## Data to use
_ _ _
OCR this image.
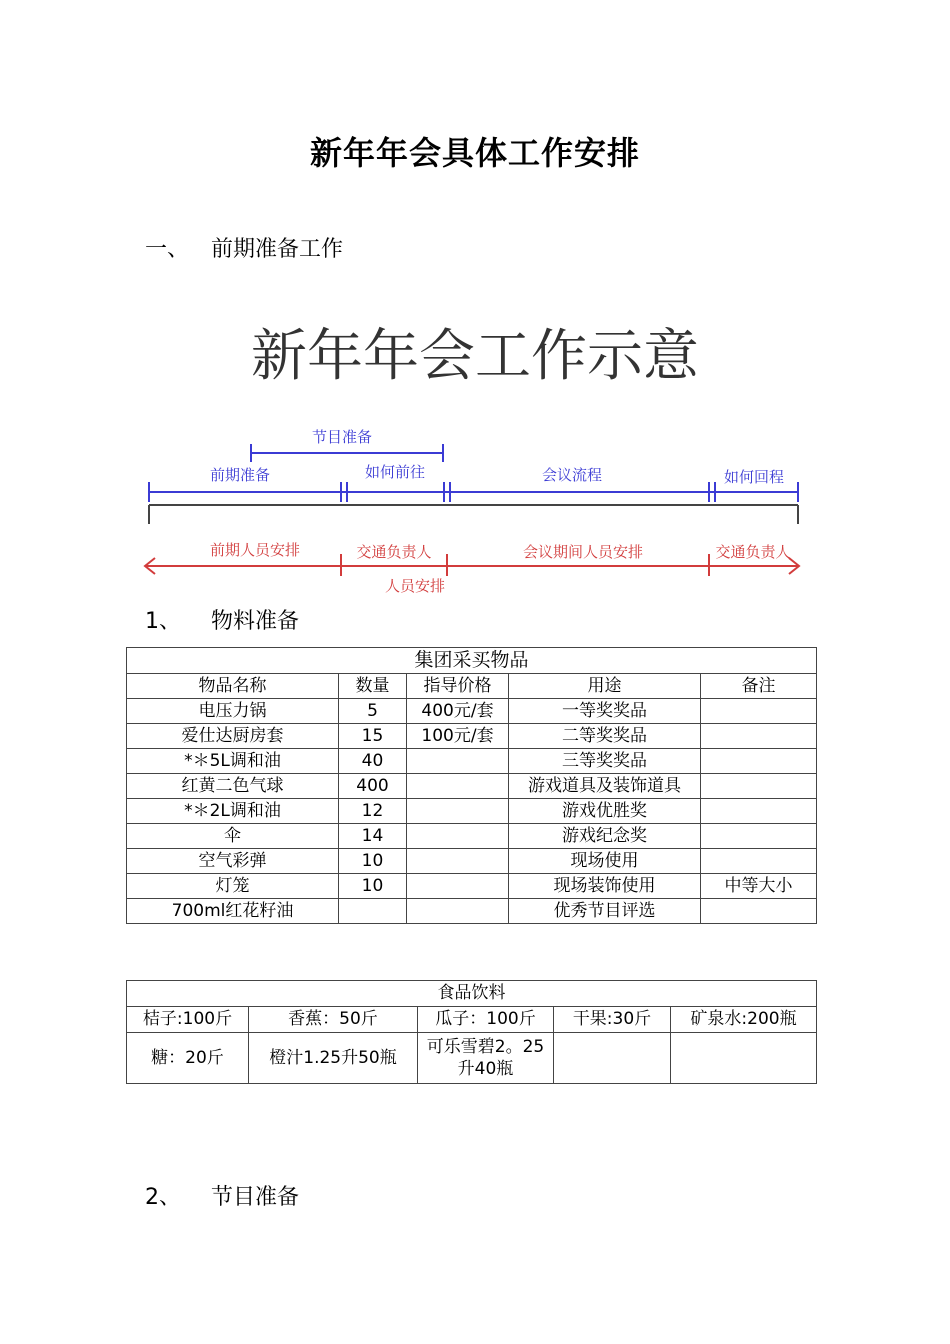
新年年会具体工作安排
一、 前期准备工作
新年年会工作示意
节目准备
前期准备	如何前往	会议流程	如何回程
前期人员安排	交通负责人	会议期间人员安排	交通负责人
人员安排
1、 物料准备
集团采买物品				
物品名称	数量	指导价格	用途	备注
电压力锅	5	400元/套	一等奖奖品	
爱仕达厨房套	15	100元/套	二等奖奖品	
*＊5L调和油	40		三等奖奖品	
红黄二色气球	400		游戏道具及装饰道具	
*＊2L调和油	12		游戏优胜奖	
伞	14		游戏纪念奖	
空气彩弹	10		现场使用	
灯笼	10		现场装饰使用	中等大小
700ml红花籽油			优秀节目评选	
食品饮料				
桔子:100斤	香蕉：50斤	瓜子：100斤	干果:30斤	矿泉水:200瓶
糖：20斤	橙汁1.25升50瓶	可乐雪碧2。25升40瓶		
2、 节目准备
_ _ _
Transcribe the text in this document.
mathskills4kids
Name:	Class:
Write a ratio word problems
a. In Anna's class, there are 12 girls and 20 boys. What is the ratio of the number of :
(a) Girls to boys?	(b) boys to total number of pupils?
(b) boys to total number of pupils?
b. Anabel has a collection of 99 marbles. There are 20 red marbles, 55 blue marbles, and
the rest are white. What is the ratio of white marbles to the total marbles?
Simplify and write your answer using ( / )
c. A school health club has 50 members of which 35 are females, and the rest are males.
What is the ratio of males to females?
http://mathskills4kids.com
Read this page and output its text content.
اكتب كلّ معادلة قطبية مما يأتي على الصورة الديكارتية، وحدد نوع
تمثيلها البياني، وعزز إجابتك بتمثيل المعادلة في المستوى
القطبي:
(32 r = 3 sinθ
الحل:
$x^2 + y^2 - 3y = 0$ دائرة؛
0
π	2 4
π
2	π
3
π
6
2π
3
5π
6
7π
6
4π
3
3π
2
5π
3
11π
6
_ _ _
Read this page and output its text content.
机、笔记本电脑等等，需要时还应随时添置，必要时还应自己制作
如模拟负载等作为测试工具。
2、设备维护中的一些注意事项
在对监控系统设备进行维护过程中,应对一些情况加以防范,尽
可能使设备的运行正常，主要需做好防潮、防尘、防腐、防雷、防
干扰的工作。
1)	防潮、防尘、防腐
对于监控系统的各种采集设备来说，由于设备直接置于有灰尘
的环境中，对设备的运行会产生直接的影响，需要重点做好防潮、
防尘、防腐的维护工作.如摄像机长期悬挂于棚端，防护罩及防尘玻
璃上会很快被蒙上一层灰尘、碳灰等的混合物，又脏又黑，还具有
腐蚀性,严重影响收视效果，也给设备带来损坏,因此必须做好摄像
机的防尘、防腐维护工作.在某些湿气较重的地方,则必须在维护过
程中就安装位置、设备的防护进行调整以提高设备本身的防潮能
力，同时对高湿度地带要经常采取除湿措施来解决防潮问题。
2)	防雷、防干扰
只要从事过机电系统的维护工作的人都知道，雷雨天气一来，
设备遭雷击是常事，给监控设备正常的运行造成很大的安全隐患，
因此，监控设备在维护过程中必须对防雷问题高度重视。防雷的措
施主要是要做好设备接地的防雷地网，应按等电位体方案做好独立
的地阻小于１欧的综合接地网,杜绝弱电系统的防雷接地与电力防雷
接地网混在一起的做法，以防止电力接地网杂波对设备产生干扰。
_ _ _
## Your task
Copy out the lines in which the string "total" appears.

## Response to this task
(a) Girls to boys?	(b) boys to total number of pupils?
(b) boys to total number of pupils?
the rest are white. What is the ratio of white marbles to the total marbles?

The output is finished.